Work to be completed
Convert all of the material below into a JSON list of strings, one string per line, with blank lines and the pictures left out.

[BEGIN Supplied material]

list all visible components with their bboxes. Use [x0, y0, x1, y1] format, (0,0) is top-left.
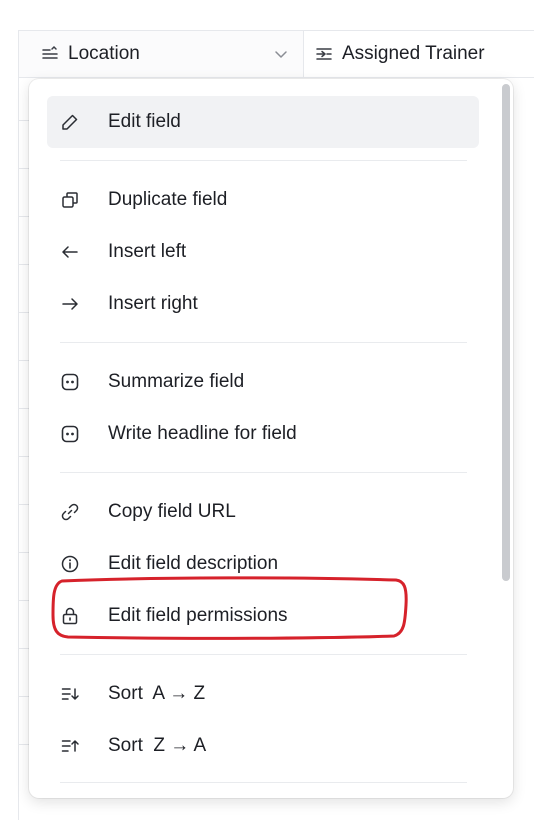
- linked-record-icon: [316, 48, 332, 60]
- menu-divider: [60, 342, 467, 343]
- menu-item-edit-field[interactable]: Edit field: [47, 96, 479, 148]
- menu-item-write-headline[interactable]: Write headline for field: [47, 408, 479, 460]
- header-bottom-border: [18, 77, 534, 78]
- menu-item-insert-right[interactable]: Insert right: [47, 278, 479, 330]
- column-header-bar: Location Assigned Trainer: [0, 0, 534, 78]
- menu-divider: [60, 160, 467, 161]
- menu-item-insert-left[interactable]: Insert left: [47, 226, 479, 278]
- column-header-location[interactable]: Location: [18, 31, 304, 77]
- sort-descending-icon: [59, 735, 81, 757]
- menu-item-label: Summarize field: [108, 371, 245, 392]
- menu-item-edit-field-permissions[interactable]: Edit field permissions: [47, 590, 479, 642]
- menu-item-sort-descending[interactable]: Sort Z → A: [47, 720, 479, 772]
- column-header-assigned-trainer[interactable]: Assigned Trainer: [304, 31, 534, 77]
- ai-icon: [59, 423, 81, 445]
- menu-item-label: Sort A → Z: [108, 683, 206, 704]
- menu-item-label: Insert left: [108, 241, 187, 262]
- field-context-menu: Edit field Duplicate field Insert left I…: [29, 79, 513, 798]
- menu-divider: [60, 472, 467, 473]
- menu-item-label: Duplicate field: [108, 189, 228, 210]
- sort-ascending-icon: [59, 683, 81, 705]
- menu-item-label: Edit field description: [108, 553, 279, 574]
- menu-item-sort-ascending[interactable]: Sort A → Z: [47, 668, 479, 720]
- arrow-left-icon: [59, 241, 81, 263]
- menu-item-label: Sort Z → A: [108, 735, 207, 756]
- link-icon: [59, 501, 81, 523]
- grid-left-border: [18, 30, 19, 820]
- menu-item-duplicate-field[interactable]: Duplicate field: [47, 174, 479, 226]
- menu-item-copy-field-url[interactable]: Copy field URL: [47, 486, 479, 538]
- long-text-icon: [42, 45, 58, 59]
- arrow-right-icon: [59, 293, 81, 315]
- column-header-assigned-trainer-label: Assigned Trainer: [342, 43, 485, 64]
- duplicate-icon: [59, 189, 81, 211]
- menu-divider: [60, 782, 467, 783]
- chevron-down-icon[interactable]: [273, 46, 289, 62]
- menu-item-label: Edit field permissions: [108, 605, 288, 626]
- menu-item-edit-field-description[interactable]: Edit field description: [47, 538, 479, 590]
- menu-item-label: Edit field: [108, 111, 181, 132]
- info-icon: [59, 553, 81, 575]
- lock-icon: [59, 605, 81, 627]
- ai-icon: [59, 371, 81, 393]
- pencil-icon: [59, 111, 81, 133]
- column-header-location-label: Location: [68, 43, 140, 64]
- menu-divider: [60, 654, 467, 655]
- menu-item-label: Write headline for field: [108, 423, 297, 444]
- menu-item-label: Copy field URL: [108, 501, 236, 522]
- menu-item-label: Insert right: [108, 293, 198, 314]
- menu-item-summarize-field[interactable]: Summarize field: [47, 356, 479, 408]
- menu-scrollbar[interactable]: [502, 84, 510, 581]
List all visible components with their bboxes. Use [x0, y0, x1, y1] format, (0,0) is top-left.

[END Supplied material]

Response to this task
[
  "list all visible components with their bboxes. Use [x0, y0, x1, y1] format, (0,0) is top-left.",
  "- linked-record-icon: [316, 48, 332, 60]",
  "- menu-divider: [60, 342, 467, 343]",
  "- menu-item-edit-field[interactable]: Edit field: [47, 96, 479, 148]",
  "- menu-item-write-headline[interactable]: Write headline for field: [47, 408, 479, 460]",
  "- header-bottom-border: [18, 77, 534, 78]",
  "- menu-item-insert-right[interactable]: Insert right: [47, 278, 479, 330]",
  "- column-header-bar: Location Assigned Trainer: [0, 0, 534, 78]",
  "- menu-divider: [60, 160, 467, 161]",
  "- menu-item-insert-left[interactable]: Insert left: [47, 226, 479, 278]",
  "- column-header-location[interactable]: Location: [18, 31, 304, 77]",
  "- sort-descending-icon: [59, 735, 81, 757]",
  "- menu-item-label: Summarize field: [108, 371, 245, 392]",
  "- menu-item-edit-field-permissions[interactable]: Edit field permissions: [47, 590, 479, 642]",
  "- menu-item-sort-descending[interactable]: Sort Z → A: [47, 720, 479, 772]",
  "- column-header-assigned-trainer[interactable]: Assigned Trainer: [304, 31, 534, 77]",
  "- ai-icon: [59, 423, 81, 445]",
  "- menu-item-label: Sort A → Z: [108, 683, 206, 704]",
  "- menu-item-label: Insert left: [108, 241, 187, 262]",
  "- field-context-menu: Edit field Duplicate field Insert left I…: [29, 79, 513, 798]",
  "- menu-divider: [60, 472, 467, 473]",
  "- menu-item-label: Duplicate field: [108, 189, 228, 210]",
  "- sort-ascending-icon: [59, 683, 81, 705]",
  "- menu-item-label: Edit field description: [108, 553, 279, 574]",
  "- menu-item-sort-ascending[interactable]: Sort A → Z: [47, 668, 479, 720]",
  "- arrow-left-icon: [59, 241, 81, 263]",
  "- menu-item-label: Sort Z → A: [108, 735, 207, 756]",
  "- link-icon: [59, 501, 81, 523]",
  "- grid-left-border: [18, 30, 19, 820]",
  "- menu-item-duplicate-field[interactable]: Duplicate field: [47, 174, 479, 226]",
  "- menu-item-copy-field-url[interactable]: Copy field URL: [47, 486, 479, 538]",
  "- long-text-icon: [42, 45, 58, 59]",
  "- arrow-right-icon: [59, 293, 81, 315]",
  "- column-header-assigned-trainer-label: Assigned Trainer: [342, 43, 485, 64]",
  "- duplicate-icon: [59, 189, 81, 211]",
  "- menu-divider: [60, 782, 467, 783]",
  "- chevron-down-icon[interactable]: [273, 46, 289, 62]",
  "- menu-item-label: Edit field permissions: [108, 605, 288, 626]",
  "- menu-item-edit-field-description[interactable]: Edit field description: [47, 538, 479, 590]",
  "- menu-item-label: Edit field: [108, 111, 181, 132]",
  "- info-icon: [59, 553, 81, 575]",
  "- lock-icon: [59, 605, 81, 627]",
  "- ai-icon: [59, 371, 81, 393]",
  "- pencil-icon: [59, 111, 81, 133]",
  "- column-header-location-label: Location: [68, 43, 140, 64]",
  "- menu-divider: [60, 654, 467, 655]",
  "- menu-item-label: Write headline for field: [108, 423, 297, 444]",
  "- menu-item-label: Copy field URL: [108, 501, 236, 522]",
  "- menu-item-label: Insert right: [108, 293, 198, 314]",
  "- menu-item-summarize-field[interactable]: Summarize field: [47, 356, 479, 408]",
  "- menu-scrollbar[interactable]: [502, 84, 510, 581]",
  "List all visible components with their bboxes. Use [x0, y0, x1, y1] format, (0,0) is top-left."
]